### Given instruction 1:
Please output the stretch of the Swiggy valuation passage from "Baron Capital invested" through "declined to comment.", copied word for word.

## Begin Passage given

US-based Baron Capital has slashed foodtech platform Swiggy’s fair value by another 10 percent, effectively valuing the company at $6.5 billion as of March 31, 2023. The US-based fund had cut Swiggy’s fair value by 34 percent as of December 31, 2022.
Baron Capital has estimated the fair value of its stake in Swiggy at $45.76 million as of March 31, 2022, according to the investor’s filings with the Securities and Exchange Commission (SEC). Baron Capital holds about 0.7 percent stake in Swiggy, and its fair value estimate implies a $6.54 billion valuation for the foodtech unicorn.
Baron Capital invested in Swiggy in January last year and according to the SEC filings, it paid $76.8 million for 11,578 shares of the foodtech platform, valuing Swiggy at $10.96 billion. Swiggy declined to comment.

## End Passage given

### Given instruction 2:
Return the stretch of rows below from the first row through the row containing "y-tick-label-left: 1,600 [157, 1131, 183, 1141]", reproduced verbatim.

## Begin Records for this task

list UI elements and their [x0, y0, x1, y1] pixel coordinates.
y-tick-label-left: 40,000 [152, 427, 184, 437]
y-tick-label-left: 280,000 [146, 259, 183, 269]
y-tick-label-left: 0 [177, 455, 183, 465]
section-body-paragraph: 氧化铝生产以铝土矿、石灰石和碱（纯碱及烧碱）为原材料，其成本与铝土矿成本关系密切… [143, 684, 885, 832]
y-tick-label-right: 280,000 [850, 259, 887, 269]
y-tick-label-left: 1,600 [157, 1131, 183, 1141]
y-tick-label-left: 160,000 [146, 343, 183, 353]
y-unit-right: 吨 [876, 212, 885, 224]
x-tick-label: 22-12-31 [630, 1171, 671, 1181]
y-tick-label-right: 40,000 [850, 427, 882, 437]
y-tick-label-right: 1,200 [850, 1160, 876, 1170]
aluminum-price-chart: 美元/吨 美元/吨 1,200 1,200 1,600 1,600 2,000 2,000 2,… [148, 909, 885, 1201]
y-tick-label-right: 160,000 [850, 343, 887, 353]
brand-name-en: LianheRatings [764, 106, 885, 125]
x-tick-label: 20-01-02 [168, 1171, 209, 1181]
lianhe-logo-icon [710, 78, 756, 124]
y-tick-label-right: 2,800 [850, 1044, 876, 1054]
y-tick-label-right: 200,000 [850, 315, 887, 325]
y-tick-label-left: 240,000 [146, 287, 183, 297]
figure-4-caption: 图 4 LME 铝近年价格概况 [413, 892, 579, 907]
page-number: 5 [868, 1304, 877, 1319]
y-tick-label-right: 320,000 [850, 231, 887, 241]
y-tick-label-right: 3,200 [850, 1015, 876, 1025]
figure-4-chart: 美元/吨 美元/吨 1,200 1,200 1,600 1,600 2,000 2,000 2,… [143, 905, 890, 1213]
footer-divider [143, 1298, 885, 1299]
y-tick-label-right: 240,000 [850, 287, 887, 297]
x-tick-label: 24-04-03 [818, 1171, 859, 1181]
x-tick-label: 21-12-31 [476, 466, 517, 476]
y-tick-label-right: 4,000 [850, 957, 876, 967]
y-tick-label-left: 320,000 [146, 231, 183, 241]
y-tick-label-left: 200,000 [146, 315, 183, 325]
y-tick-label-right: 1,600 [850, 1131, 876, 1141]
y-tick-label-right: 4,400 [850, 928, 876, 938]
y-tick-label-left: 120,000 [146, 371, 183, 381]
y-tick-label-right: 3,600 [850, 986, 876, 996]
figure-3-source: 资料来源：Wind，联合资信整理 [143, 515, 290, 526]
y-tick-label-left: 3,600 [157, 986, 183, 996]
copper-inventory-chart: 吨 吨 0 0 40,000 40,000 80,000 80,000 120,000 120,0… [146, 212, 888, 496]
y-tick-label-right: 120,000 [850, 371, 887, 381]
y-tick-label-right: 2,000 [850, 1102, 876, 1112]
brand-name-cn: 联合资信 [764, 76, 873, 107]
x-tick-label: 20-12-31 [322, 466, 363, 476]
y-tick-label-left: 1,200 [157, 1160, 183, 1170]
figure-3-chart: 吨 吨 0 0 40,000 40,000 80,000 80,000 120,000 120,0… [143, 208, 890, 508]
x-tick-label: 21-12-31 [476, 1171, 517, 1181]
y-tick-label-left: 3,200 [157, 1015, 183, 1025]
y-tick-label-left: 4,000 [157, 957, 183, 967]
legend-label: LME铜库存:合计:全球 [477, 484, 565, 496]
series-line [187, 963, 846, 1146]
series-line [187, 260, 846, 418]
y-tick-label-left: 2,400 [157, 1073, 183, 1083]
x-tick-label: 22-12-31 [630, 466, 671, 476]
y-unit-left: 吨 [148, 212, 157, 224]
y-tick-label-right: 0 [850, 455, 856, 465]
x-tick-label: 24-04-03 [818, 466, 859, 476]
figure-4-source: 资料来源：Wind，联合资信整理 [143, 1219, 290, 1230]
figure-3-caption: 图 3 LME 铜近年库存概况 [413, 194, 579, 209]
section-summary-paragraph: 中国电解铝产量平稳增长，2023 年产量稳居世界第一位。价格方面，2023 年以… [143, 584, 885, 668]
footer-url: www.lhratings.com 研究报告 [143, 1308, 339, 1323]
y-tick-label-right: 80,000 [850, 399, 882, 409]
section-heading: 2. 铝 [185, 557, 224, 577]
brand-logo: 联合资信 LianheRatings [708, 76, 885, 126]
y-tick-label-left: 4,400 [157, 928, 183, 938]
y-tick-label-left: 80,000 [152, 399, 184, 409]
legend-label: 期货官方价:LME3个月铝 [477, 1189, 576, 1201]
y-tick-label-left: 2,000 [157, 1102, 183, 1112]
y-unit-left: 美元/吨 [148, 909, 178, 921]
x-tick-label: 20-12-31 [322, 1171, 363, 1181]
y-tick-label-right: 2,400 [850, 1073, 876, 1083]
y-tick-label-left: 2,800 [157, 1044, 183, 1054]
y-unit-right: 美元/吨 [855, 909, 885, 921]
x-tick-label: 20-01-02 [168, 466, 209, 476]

## End Records for this task

### Expected answer 1:
Baron Capital invested in Swiggy in January last year and according to the SEC filings, it paid $76.8 million for 11,578 shares of the foodtech platform, valuing Swiggy at $10.96 billion. Swiggy declined to comment.

### Expected answer 2:
list UI elements and their [x0, y0, x1, y1] pixel coordinates.
y-tick-label-left: 40,000 [152, 427, 184, 437]
y-tick-label-left: 280,000 [146, 259, 183, 269]
y-tick-label-left: 0 [177, 455, 183, 465]
section-body-paragraph: 氧化铝生产以铝土矿、石灰石和碱（纯碱及烧碱）为原材料，其成本与铝土矿成本关系密切… [143, 684, 885, 832]
y-tick-label-right: 280,000 [850, 259, 887, 269]
y-tick-label-left: 1,600 [157, 1131, 183, 1141]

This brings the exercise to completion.